++++ ROWS

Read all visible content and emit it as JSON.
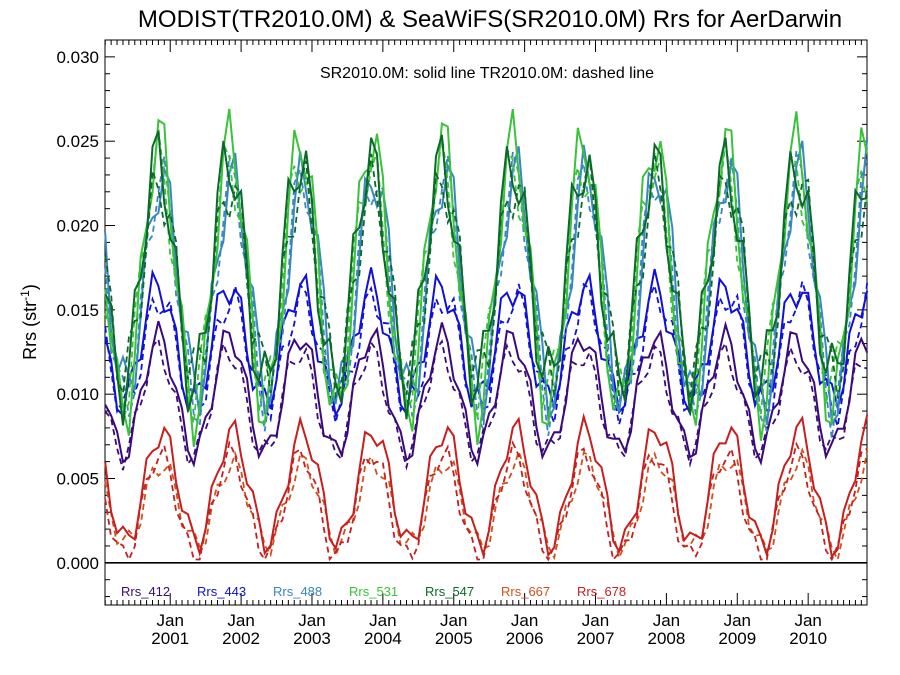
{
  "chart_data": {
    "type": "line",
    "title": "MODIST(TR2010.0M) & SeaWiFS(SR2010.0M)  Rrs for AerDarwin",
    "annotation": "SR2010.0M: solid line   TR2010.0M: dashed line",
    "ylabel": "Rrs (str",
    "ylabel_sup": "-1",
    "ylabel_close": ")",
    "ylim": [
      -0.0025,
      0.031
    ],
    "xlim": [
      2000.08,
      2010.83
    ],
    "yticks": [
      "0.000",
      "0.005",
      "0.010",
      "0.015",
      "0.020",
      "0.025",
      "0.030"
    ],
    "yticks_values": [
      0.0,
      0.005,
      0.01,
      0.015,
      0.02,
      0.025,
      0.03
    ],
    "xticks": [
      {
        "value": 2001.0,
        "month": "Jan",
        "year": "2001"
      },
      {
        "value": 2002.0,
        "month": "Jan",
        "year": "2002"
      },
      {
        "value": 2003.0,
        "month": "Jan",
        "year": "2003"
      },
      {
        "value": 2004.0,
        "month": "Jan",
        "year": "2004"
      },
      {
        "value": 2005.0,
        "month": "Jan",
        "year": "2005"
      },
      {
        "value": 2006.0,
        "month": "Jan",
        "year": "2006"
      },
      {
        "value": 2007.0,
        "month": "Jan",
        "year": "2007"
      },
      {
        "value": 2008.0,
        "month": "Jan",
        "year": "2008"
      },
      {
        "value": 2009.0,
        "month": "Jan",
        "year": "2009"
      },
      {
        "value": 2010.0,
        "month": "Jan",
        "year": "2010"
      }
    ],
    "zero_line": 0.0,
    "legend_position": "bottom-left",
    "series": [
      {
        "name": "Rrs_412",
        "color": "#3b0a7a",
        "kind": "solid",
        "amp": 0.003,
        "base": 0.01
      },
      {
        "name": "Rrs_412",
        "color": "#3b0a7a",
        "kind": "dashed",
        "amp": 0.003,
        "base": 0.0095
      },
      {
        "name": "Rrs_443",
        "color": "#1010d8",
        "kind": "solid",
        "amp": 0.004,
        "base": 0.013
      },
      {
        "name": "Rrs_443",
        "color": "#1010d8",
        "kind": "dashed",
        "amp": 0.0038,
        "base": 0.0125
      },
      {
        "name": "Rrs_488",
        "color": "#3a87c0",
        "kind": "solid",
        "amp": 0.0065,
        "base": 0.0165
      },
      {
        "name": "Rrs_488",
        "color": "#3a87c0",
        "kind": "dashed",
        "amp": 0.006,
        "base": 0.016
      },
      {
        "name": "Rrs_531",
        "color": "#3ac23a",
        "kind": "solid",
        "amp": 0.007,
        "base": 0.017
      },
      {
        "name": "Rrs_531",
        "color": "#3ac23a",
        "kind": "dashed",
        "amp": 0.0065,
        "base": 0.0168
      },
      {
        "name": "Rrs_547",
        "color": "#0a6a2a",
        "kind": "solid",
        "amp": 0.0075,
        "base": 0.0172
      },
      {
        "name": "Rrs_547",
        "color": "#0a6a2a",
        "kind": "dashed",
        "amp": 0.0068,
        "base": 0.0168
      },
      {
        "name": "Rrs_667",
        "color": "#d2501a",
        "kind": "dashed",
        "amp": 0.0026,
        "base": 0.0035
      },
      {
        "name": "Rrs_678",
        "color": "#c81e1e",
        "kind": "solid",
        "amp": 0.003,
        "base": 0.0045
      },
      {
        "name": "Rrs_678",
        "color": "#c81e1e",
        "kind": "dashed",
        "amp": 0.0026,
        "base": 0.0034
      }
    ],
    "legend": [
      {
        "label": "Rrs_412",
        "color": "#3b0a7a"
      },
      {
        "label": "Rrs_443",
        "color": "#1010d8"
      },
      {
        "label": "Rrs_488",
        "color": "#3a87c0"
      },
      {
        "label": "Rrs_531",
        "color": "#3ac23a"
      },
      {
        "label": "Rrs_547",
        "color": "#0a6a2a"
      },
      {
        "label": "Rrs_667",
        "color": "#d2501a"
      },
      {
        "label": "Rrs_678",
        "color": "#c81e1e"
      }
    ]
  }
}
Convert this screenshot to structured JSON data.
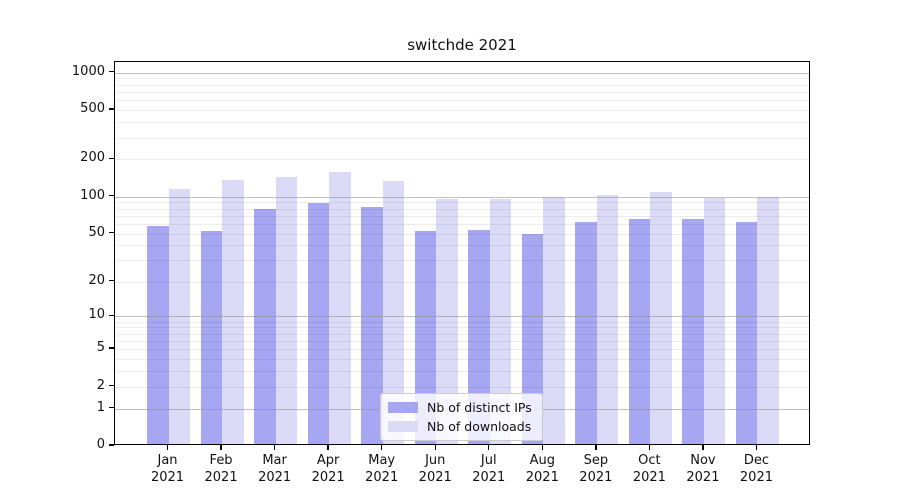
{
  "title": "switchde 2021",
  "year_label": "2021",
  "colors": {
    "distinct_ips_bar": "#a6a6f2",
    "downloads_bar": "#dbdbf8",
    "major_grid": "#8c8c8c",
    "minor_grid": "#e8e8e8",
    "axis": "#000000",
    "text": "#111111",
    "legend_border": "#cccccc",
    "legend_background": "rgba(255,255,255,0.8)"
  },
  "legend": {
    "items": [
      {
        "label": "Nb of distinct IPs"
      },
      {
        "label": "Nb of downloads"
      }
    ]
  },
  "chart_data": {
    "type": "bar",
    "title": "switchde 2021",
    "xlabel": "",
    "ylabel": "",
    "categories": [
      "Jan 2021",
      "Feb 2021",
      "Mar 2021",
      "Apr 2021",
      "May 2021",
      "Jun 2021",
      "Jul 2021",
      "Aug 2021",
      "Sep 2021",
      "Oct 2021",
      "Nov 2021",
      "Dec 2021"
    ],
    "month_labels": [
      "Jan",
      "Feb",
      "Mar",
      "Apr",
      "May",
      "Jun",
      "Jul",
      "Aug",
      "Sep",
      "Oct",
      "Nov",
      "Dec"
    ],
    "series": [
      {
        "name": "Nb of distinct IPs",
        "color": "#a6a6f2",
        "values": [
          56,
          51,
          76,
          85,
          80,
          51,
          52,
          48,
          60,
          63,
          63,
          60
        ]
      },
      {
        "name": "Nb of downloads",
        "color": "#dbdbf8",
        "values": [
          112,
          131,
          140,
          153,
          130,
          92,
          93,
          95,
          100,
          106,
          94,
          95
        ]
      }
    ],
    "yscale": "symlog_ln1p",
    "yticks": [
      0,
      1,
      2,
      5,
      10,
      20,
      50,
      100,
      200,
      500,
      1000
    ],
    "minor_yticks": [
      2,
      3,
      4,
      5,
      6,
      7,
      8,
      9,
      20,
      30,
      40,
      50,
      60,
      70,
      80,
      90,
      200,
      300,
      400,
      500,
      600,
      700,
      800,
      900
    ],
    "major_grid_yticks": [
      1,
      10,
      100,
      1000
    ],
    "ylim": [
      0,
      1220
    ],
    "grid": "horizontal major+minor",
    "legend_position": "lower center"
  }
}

++++++++

• _REQUEST_: Identify the lines that contain the string "JSON", and copy every one of them.

• _EXERCISE RESPONSE_:
Read all visible content and emit it as JSON.
Convert this screenshot to structured JSON data.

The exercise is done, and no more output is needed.